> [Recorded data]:
-*-
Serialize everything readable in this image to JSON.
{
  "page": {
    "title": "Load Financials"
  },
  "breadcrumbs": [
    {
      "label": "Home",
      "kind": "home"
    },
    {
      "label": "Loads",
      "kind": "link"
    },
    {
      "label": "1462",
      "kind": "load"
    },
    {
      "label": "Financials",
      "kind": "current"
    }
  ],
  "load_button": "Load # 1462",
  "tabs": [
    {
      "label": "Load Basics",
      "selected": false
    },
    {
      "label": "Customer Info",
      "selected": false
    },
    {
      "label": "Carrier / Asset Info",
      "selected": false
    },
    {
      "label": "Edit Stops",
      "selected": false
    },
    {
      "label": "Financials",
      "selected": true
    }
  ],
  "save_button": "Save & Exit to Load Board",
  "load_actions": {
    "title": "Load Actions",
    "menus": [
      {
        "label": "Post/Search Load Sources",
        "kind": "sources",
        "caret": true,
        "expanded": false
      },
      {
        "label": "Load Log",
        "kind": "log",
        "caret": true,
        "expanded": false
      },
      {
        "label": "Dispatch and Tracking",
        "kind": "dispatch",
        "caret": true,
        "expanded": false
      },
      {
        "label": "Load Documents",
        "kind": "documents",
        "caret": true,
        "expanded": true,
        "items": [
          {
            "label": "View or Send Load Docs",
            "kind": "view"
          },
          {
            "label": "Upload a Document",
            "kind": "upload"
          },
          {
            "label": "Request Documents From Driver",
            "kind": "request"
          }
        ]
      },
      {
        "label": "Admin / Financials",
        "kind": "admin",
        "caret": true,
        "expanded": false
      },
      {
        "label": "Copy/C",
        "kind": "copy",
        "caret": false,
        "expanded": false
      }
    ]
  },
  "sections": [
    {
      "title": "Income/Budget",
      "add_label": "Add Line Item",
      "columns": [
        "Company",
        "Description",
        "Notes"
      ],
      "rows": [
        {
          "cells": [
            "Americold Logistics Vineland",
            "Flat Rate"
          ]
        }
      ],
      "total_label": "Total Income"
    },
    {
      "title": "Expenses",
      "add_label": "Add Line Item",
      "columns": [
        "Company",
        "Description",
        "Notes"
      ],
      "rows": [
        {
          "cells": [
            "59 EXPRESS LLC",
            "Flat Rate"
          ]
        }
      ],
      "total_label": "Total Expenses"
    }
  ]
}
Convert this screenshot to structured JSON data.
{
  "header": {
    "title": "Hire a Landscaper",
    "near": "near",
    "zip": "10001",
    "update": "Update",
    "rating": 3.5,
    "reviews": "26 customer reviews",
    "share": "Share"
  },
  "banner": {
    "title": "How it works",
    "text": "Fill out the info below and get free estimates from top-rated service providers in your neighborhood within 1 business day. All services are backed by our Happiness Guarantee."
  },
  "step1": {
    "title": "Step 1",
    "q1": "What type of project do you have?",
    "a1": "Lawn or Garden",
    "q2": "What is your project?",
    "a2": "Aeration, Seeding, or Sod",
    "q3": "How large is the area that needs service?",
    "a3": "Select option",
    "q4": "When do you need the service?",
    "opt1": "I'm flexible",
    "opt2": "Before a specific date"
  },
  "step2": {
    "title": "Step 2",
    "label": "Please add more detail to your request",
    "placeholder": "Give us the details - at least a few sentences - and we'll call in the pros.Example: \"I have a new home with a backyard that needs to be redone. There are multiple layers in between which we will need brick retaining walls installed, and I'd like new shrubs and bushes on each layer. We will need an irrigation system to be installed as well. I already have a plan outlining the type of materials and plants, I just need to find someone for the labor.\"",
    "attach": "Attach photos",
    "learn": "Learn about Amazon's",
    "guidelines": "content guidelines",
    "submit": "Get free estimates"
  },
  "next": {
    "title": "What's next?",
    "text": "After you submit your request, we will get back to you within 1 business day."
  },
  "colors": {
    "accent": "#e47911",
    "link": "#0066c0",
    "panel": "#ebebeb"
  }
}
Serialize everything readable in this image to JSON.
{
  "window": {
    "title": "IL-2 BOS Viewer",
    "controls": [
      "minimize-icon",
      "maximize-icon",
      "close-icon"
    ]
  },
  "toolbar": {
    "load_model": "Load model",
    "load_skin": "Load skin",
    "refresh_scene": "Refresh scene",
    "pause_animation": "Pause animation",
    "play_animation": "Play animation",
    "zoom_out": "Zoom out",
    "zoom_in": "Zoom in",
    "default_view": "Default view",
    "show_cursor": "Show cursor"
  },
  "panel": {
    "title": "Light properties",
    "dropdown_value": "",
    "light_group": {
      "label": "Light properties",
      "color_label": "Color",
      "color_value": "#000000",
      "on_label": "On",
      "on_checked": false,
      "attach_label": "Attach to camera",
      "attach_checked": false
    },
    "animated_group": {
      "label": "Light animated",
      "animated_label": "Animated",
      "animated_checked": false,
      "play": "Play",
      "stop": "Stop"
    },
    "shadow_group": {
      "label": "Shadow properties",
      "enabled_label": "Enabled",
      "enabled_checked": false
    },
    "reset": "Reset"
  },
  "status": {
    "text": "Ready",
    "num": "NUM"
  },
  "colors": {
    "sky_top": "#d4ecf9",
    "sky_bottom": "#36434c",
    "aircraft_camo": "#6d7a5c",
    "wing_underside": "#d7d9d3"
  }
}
-*-
> [AIM OF THE EXERCISE]: Type out the whole listing above again, exactly as it stands.

> [SOLVED EXERCISE]:
Serialize everything readable in this image to JSON.
{
  "page": {
    "title": "Load Financials"
  },
  "breadcrumbs": [
    {
      "label": "Home",
      "kind": "home"
    },
    {
      "label": "Loads",
      "kind": "link"
    },
    {
      "label": "1462",
      "kind": "load"
    },
    {
      "label": "Financials",
      "kind": "current"
    }
  ],
  "load_button": "Load # 1462",
  "tabs": [
    {
      "label": "Load Basics",
      "selected": false
    },
    {
      "label": "Customer Info",
      "selected": false
    },
    {
      "label": "Carrier / Asset Info",
      "selected": false
    },
    {
      "label": "Edit Stops",
      "selected": false
    },
    {
      "label": "Financials",
      "selected": true
    }
  ],
  "save_button": "Save & Exit to Load Board",
  "load_actions": {
    "title": "Load Actions",
    "menus": [
      {
        "label": "Post/Search Load Sources",
        "kind": "sources",
        "caret": true,
        "expanded": false
      },
      {
        "label": "Load Log",
        "kind": "log",
        "caret": true,
        "expanded": false
      },
      {
        "label": "Dispatch and Tracking",
        "kind": "dispatch",
        "caret": true,
        "expanded": false
      },
      {
        "label": "Load Documents",
        "kind": "documents",
        "caret": true,
        "expanded": true,
        "items": [
          {
            "label": "View or Send Load Docs",
            "kind": "view"
          },
          {
            "label": "Upload a Document",
            "kind": "upload"
          },
          {
            "label": "Request Documents From Driver",
            "kind": "request"
          }
        ]
      },
      {
        "label": "Admin / Financials",
        "kind": "admin",
        "caret": true,
        "expanded": false
      },
      {
        "label": "Copy/C",
        "kind": "copy",
        "caret": false,
        "expanded": false
      }
    ]
  },
  "sections": [
    {
      "title": "Income/Budget",
      "add_label": "Add Line Item",
      "columns": [
        "Company",
        "Description",
        "Notes"
      ],
      "rows": [
        {
          "cells": [
            "Americold Logistics Vineland",
            "Flat Rate"
          ]
        }
      ],
      "total_label": "Total Income"
    },
    {
      "title": "Expenses",
      "add_label": "Add Line Item",
      "columns": [
        "Company",
        "Description",
        "Notes"
      ],
      "rows": [
        {
          "cells": [
            "59 EXPRESS LLC",
            "Flat Rate"
          ]
        }
      ],
      "total_label": "Total Expenses"
    }
  ]
}
Convert this screenshot to structured JSON data.
{
  "header": {
    "title": "Hire a Landscaper",
    "near": "near",
    "zip": "10001",
    "update": "Update",
    "rating": 3.5,
    "reviews": "26 customer reviews",
    "share": "Share"
  },
  "banner": {
    "title": "How it works",
    "text": "Fill out the info below and get free estimates from top-rated service providers in your neighborhood within 1 business day. All services are backed by our Happiness Guarantee."
  },
  "step1": {
    "title": "Step 1",
    "q1": "What type of project do you have?",
    "a1": "Lawn or Garden",
    "q2": "What is your project?",
    "a2": "Aeration, Seeding, or Sod",
    "q3": "How large is the area that needs service?",
    "a3": "Select option",
    "q4": "When do you need the service?",
    "opt1": "I'm flexible",
    "opt2": "Before a specific date"
  },
  "step2": {
    "title": "Step 2",
    "label": "Please add more detail to your request",
    "placeholder": "Give us the details - at least a few sentences - and we'll call in the pros.Example: \"I have a new home with a backyard that needs to be redone. There are multiple layers in between which we will need brick retaining walls installed, and I'd like new shrubs and bushes on each layer. We will need an irrigation system to be installed as well. I already have a plan outlining the type of materials and plants, I just need to find someone for the labor.\"",
    "attach": "Attach photos",
    "learn": "Learn about Amazon's",
    "guidelines": "content guidelines",
    "submit": "Get free estimates"
  },
  "next": {
    "title": "What's next?",
    "text": "After you submit your request, we will get back to you within 1 business day."
  },
  "colors": {
    "accent": "#e47911",
    "link": "#0066c0",
    "panel": "#ebebeb"
  }
}
Serialize everything readable in this image to JSON.
{
  "window": {
    "title": "IL-2 BOS Viewer",
    "controls": [
      "minimize-icon",
      "maximize-icon",
      "close-icon"
    ]
  },
  "toolbar": {
    "load_model": "Load model",
    "load_skin": "Load skin",
    "refresh_scene": "Refresh scene",
    "pause_animation": "Pause animation",
    "play_animation": "Play animation",
    "zoom_out": "Zoom out",
    "zoom_in": "Zoom in",
    "default_view": "Default view",
    "show_cursor": "Show cursor"
  },
  "panel": {
    "title": "Light properties",
    "dropdown_value": "",
    "light_group": {
      "label": "Light properties",
      "color_label": "Color",
      "color_value": "#000000",
      "on_label": "On",
      "on_checked": false,
      "attach_label": "Attach to camera",
      "attach_checked": false
    },
    "animated_group": {
      "label": "Light animated",
      "animated_label": "Animated",
      "animated_checked": false,
      "play": "Play",
      "stop": "Stop"
    },
    "shadow_group": {
      "label": "Shadow properties",
      "enabled_label": "Enabled",
      "enabled_checked": false
    },
    "reset": "Reset"
  },
  "status": {
    "text": "Ready",
    "num": "NUM"
  },
  "colors": {
    "sky_top": "#d4ecf9",
    "sky_bottom": "#36434c",
    "aircraft_camo": "#6d7a5c",
    "wing_underside": "#d7d9d3"
  }
}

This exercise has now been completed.